Stored data entries
○ ○ ○ ○ ○

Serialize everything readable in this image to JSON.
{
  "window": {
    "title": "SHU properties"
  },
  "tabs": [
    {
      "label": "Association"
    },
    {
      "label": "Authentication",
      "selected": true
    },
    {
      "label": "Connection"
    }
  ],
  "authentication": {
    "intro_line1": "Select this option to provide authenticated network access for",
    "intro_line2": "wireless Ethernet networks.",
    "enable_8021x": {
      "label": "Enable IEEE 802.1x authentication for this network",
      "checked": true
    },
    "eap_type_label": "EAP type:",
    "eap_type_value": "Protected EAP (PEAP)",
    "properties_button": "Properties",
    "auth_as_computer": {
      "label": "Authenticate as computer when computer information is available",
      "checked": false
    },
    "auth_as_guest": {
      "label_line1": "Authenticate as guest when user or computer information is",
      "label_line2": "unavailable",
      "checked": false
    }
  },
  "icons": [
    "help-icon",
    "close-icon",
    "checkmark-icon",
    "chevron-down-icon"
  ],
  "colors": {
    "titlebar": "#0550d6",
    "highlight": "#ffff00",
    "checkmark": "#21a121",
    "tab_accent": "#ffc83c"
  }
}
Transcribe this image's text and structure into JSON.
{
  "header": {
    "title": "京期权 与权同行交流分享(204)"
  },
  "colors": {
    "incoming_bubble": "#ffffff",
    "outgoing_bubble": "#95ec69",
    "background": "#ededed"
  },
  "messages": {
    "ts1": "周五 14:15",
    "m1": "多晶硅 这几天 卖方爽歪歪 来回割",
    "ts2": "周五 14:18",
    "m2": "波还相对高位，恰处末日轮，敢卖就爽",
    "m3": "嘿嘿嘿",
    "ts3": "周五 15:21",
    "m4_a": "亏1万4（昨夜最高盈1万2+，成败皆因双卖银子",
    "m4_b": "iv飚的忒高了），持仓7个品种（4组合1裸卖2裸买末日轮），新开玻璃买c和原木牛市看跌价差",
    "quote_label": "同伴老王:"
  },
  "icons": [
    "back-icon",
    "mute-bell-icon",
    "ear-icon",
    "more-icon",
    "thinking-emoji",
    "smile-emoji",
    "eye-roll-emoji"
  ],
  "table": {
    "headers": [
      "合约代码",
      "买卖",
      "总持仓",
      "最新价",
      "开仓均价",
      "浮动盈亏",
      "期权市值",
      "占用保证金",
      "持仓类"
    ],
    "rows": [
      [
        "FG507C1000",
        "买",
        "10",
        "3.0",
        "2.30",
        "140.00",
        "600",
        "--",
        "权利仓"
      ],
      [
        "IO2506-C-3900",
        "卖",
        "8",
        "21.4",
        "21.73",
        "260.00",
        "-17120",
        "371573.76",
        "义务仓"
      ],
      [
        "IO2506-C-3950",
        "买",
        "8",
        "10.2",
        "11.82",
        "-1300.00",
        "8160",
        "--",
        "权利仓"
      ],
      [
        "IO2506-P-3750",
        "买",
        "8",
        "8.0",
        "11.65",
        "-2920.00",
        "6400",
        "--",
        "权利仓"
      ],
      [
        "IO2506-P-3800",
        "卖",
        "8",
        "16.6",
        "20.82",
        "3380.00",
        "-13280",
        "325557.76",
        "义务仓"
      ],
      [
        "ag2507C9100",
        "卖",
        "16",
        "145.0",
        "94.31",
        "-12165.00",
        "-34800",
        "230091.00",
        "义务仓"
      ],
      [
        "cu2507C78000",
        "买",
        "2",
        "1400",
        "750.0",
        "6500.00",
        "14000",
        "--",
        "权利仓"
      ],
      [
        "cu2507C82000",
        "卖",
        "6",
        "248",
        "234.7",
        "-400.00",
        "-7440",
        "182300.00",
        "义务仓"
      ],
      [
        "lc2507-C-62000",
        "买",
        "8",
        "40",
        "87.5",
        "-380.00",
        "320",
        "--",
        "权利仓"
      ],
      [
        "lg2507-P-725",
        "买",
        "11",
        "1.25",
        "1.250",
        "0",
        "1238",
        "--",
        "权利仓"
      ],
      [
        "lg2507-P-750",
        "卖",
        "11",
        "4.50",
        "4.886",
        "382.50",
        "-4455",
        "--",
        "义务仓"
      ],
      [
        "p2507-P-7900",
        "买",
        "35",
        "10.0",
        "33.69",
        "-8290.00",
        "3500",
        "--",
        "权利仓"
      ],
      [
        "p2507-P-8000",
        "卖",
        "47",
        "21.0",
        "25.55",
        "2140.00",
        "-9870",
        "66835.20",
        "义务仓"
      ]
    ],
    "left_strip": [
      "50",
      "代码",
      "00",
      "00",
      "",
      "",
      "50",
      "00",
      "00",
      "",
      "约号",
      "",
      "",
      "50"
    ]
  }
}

○ ○ ○ ○ ○

Reproduce the records above exactly.

**ANSWER BELOW:**
Serialize everything readable in this image to JSON.
{
  "window": {
    "title": "SHU properties"
  },
  "tabs": [
    {
      "label": "Association"
    },
    {
      "label": "Authentication",
      "selected": true
    },
    {
      "label": "Connection"
    }
  ],
  "authentication": {
    "intro_line1": "Select this option to provide authenticated network access for",
    "intro_line2": "wireless Ethernet networks.",
    "enable_8021x": {
      "label": "Enable IEEE 802.1x authentication for this network",
      "checked": true
    },
    "eap_type_label": "EAP type:",
    "eap_type_value": "Protected EAP (PEAP)",
    "properties_button": "Properties",
    "auth_as_computer": {
      "label": "Authenticate as computer when computer information is available",
      "checked": false
    },
    "auth_as_guest": {
      "label_line1": "Authenticate as guest when user or computer information is",
      "label_line2": "unavailable",
      "checked": false
    }
  },
  "icons": [
    "help-icon",
    "close-icon",
    "checkmark-icon",
    "chevron-down-icon"
  ],
  "colors": {
    "titlebar": "#0550d6",
    "highlight": "#ffff00",
    "checkmark": "#21a121",
    "tab_accent": "#ffc83c"
  }
}
Transcribe this image's text and structure into JSON.
{
  "header": {
    "title": "京期权 与权同行交流分享(204)"
  },
  "colors": {
    "incoming_bubble": "#ffffff",
    "outgoing_bubble": "#95ec69",
    "background": "#ededed"
  },
  "messages": {
    "ts1": "周五 14:15",
    "m1": "多晶硅 这几天 卖方爽歪歪 来回割",
    "ts2": "周五 14:18",
    "m2": "波还相对高位，恰处末日轮，敢卖就爽",
    "m3": "嘿嘿嘿",
    "ts3": "周五 15:21",
    "m4_a": "亏1万4（昨夜最高盈1万2+，成败皆因双卖银子",
    "m4_b": "iv飚的忒高了），持仓7个品种（4组合1裸卖2裸买末日轮），新开玻璃买c和原木牛市看跌价差",
    "quote_label": "同伴老王:"
  },
  "icons": [
    "back-icon",
    "mute-bell-icon",
    "ear-icon",
    "more-icon",
    "thinking-emoji",
    "smile-emoji",
    "eye-roll-emoji"
  ],
  "table": {
    "headers": [
      "合约代码",
      "买卖",
      "总持仓",
      "最新价",
      "开仓均价",
      "浮动盈亏",
      "期权市值",
      "占用保证金",
      "持仓类"
    ],
    "rows": [
      [
        "FG507C1000",
        "买",
        "10",
        "3.0",
        "2.30",
        "140.00",
        "600",
        "--",
        "权利仓"
      ],
      [
        "IO2506-C-3900",
        "卖",
        "8",
        "21.4",
        "21.73",
        "260.00",
        "-17120",
        "371573.76",
        "义务仓"
      ],
      [
        "IO2506-C-3950",
        "买",
        "8",
        "10.2",
        "11.82",
        "-1300.00",
        "8160",
        "--",
        "权利仓"
      ],
      [
        "IO2506-P-3750",
        "买",
        "8",
        "8.0",
        "11.65",
        "-2920.00",
        "6400",
        "--",
        "权利仓"
      ],
      [
        "IO2506-P-3800",
        "卖",
        "8",
        "16.6",
        "20.82",
        "3380.00",
        "-13280",
        "325557.76",
        "义务仓"
      ],
      [
        "ag2507C9100",
        "卖",
        "16",
        "145.0",
        "94.31",
        "-12165.00",
        "-34800",
        "230091.00",
        "义务仓"
      ],
      [
        "cu2507C78000",
        "买",
        "2",
        "1400",
        "750.0",
        "6500.00",
        "14000",
        "--",
        "权利仓"
      ],
      [
        "cu2507C82000",
        "卖",
        "6",
        "248",
        "234.7",
        "-400.00",
        "-7440",
        "182300.00",
        "义务仓"
      ],
      [
        "lc2507-C-62000",
        "买",
        "8",
        "40",
        "87.5",
        "-380.00",
        "320",
        "--",
        "权利仓"
      ],
      [
        "lg2507-P-725",
        "买",
        "11",
        "1.25",
        "1.250",
        "0",
        "1238",
        "--",
        "权利仓"
      ],
      [
        "lg2507-P-750",
        "卖",
        "11",
        "4.50",
        "4.886",
        "382.50",
        "-4455",
        "--",
        "义务仓"
      ],
      [
        "p2507-P-7900",
        "买",
        "35",
        "10.0",
        "33.69",
        "-8290.00",
        "3500",
        "--",
        "权利仓"
      ],
      [
        "p2507-P-8000",
        "卖",
        "47",
        "21.0",
        "25.55",
        "2140.00",
        "-9870",
        "66835.20",
        "义务仓"
      ]
    ],
    "left_strip": [
      "50",
      "代码",
      "00",
      "00",
      "",
      "",
      "50",
      "00",
      "00",
      "",
      "约号",
      "",
      "",
      "50"
    ]
  }
}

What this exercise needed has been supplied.